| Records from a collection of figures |
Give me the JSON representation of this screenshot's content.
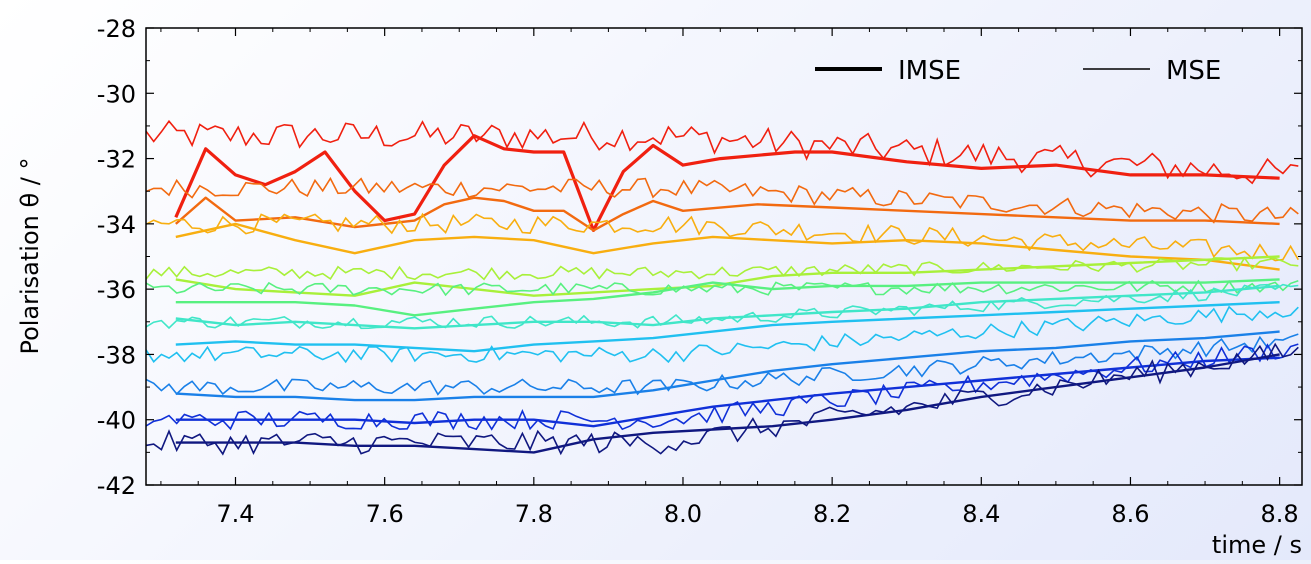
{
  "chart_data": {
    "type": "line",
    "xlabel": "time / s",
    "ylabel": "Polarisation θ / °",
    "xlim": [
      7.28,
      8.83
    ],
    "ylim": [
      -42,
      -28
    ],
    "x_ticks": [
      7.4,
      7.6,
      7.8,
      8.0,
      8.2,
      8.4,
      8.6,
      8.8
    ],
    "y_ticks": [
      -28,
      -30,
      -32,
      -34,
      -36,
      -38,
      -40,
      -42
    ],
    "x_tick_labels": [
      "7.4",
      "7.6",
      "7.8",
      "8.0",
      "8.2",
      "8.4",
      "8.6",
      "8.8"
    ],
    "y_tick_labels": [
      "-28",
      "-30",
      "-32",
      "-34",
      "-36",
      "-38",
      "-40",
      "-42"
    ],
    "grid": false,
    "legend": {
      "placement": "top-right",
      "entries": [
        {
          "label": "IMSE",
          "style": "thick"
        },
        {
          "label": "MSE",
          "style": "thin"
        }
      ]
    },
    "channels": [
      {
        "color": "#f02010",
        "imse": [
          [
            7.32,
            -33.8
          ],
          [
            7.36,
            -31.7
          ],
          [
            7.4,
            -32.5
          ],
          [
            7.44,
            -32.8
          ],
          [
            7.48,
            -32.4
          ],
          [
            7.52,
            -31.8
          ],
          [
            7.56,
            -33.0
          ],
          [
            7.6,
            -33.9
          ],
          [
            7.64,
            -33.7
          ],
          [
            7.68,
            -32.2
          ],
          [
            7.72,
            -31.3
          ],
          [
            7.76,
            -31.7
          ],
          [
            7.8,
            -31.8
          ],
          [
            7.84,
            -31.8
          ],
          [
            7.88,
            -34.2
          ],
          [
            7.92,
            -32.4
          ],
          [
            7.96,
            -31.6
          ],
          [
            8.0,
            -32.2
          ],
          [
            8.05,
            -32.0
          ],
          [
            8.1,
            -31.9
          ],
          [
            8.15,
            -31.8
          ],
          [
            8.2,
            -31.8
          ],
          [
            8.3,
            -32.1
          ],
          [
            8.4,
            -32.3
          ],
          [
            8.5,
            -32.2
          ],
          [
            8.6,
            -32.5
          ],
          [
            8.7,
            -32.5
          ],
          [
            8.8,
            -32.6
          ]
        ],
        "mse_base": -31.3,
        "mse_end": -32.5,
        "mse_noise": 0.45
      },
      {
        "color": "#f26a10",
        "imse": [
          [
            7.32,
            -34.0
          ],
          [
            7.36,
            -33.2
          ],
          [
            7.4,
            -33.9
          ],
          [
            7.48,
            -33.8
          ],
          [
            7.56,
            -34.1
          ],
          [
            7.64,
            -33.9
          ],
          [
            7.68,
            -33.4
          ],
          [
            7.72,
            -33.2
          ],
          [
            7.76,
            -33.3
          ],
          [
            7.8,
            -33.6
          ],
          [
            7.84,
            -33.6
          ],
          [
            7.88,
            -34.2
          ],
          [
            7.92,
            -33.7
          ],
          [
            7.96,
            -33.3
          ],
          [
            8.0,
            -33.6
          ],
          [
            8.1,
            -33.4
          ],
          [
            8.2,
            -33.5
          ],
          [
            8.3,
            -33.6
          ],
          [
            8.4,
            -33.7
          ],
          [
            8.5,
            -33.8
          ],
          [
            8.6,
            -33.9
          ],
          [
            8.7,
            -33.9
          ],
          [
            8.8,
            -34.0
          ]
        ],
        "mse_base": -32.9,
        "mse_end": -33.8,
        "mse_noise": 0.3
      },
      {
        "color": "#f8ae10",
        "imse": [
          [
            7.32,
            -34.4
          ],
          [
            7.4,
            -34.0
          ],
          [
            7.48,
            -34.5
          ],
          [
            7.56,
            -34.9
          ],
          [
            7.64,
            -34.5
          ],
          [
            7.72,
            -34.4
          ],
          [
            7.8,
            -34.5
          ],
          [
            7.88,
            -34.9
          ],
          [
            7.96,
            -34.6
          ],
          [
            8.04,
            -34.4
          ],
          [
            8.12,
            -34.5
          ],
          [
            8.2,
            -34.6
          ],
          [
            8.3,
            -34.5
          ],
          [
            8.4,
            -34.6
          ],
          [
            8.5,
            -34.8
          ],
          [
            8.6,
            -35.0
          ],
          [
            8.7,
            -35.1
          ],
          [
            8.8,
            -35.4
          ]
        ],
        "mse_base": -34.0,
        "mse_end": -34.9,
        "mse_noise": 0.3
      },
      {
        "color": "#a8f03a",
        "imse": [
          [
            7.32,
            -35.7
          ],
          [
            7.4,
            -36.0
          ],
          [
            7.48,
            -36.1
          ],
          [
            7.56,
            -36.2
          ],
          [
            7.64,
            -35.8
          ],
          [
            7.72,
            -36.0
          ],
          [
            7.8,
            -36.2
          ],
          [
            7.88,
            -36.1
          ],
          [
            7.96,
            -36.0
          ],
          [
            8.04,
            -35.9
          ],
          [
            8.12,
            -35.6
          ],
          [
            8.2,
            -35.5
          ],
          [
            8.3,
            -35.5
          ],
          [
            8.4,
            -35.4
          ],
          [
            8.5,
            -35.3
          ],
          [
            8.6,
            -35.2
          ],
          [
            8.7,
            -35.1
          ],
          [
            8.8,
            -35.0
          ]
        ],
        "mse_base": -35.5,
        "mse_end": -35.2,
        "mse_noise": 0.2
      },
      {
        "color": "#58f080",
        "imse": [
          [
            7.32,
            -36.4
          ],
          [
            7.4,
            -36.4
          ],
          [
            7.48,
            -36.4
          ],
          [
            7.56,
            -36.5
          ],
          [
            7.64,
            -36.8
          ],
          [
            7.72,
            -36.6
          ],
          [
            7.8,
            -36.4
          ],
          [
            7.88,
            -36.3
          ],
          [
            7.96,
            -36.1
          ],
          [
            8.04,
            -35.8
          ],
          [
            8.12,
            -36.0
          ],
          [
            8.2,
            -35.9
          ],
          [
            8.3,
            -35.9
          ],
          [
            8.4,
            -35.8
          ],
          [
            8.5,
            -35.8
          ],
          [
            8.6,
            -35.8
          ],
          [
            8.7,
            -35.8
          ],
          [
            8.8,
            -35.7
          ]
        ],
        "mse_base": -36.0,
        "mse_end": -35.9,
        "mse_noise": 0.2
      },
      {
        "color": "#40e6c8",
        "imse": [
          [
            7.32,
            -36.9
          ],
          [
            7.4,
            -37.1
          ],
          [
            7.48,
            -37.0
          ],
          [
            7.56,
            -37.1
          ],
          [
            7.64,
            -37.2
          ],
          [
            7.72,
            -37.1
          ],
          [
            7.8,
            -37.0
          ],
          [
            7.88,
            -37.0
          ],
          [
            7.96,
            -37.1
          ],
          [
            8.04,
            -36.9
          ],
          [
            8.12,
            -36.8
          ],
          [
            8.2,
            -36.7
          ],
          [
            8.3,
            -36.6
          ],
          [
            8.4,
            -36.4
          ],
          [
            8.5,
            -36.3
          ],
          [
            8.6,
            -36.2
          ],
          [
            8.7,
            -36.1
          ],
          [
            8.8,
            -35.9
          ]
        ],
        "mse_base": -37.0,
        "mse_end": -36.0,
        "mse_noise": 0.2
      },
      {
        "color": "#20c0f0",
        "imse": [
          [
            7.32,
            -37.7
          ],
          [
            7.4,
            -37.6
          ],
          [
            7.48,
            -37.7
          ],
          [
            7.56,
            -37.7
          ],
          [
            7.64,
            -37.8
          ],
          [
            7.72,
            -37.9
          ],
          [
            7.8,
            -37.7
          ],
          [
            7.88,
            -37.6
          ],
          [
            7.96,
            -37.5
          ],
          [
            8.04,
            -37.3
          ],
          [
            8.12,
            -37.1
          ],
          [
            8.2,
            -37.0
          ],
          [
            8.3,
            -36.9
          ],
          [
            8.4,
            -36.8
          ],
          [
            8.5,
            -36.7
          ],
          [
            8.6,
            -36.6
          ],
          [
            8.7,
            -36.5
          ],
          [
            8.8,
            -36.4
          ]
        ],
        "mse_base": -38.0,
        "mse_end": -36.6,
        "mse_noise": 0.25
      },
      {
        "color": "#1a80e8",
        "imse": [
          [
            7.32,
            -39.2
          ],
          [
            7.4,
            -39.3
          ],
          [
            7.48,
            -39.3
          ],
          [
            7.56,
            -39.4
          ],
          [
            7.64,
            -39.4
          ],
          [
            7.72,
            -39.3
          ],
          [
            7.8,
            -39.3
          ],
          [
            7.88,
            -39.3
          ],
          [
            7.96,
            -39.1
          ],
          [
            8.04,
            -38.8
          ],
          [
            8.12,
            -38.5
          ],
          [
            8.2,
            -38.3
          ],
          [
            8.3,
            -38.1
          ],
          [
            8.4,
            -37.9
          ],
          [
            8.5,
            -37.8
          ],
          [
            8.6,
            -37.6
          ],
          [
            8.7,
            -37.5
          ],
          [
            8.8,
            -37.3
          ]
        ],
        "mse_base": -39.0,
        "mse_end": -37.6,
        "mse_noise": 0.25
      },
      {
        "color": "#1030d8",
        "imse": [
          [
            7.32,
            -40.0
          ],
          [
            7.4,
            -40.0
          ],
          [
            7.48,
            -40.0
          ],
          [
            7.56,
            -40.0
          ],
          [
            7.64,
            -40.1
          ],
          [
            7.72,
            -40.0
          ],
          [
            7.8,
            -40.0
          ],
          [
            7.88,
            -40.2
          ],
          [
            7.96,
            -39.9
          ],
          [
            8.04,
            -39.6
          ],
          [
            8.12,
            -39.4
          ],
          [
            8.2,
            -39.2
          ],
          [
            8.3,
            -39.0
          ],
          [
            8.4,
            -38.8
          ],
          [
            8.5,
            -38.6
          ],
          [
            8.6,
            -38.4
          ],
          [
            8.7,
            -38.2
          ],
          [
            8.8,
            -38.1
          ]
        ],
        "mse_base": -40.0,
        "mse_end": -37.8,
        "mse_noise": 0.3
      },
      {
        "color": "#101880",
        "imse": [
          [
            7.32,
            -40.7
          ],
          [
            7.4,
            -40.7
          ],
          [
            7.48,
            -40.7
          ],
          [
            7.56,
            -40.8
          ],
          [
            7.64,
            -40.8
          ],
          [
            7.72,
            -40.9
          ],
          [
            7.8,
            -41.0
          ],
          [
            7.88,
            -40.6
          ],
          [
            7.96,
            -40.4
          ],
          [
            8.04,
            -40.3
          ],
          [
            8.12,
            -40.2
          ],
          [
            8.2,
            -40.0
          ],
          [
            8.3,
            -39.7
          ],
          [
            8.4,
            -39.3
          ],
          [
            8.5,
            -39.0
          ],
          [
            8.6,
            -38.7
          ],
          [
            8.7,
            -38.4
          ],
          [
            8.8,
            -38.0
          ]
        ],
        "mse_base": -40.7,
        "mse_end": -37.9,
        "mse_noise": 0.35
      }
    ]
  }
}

| What is asked |
Which lines include the word "color"? Copy every one of them.

| Written reply |
        "color": "#f02010",
        "color": "#f26a10",
        "color": "#f8ae10",
        "color": "#a8f03a",
        "color": "#58f080",
        "color": "#40e6c8",
        "color": "#20c0f0",
        "color": "#1a80e8",
        "color": "#1030d8",
        "color": "#101880",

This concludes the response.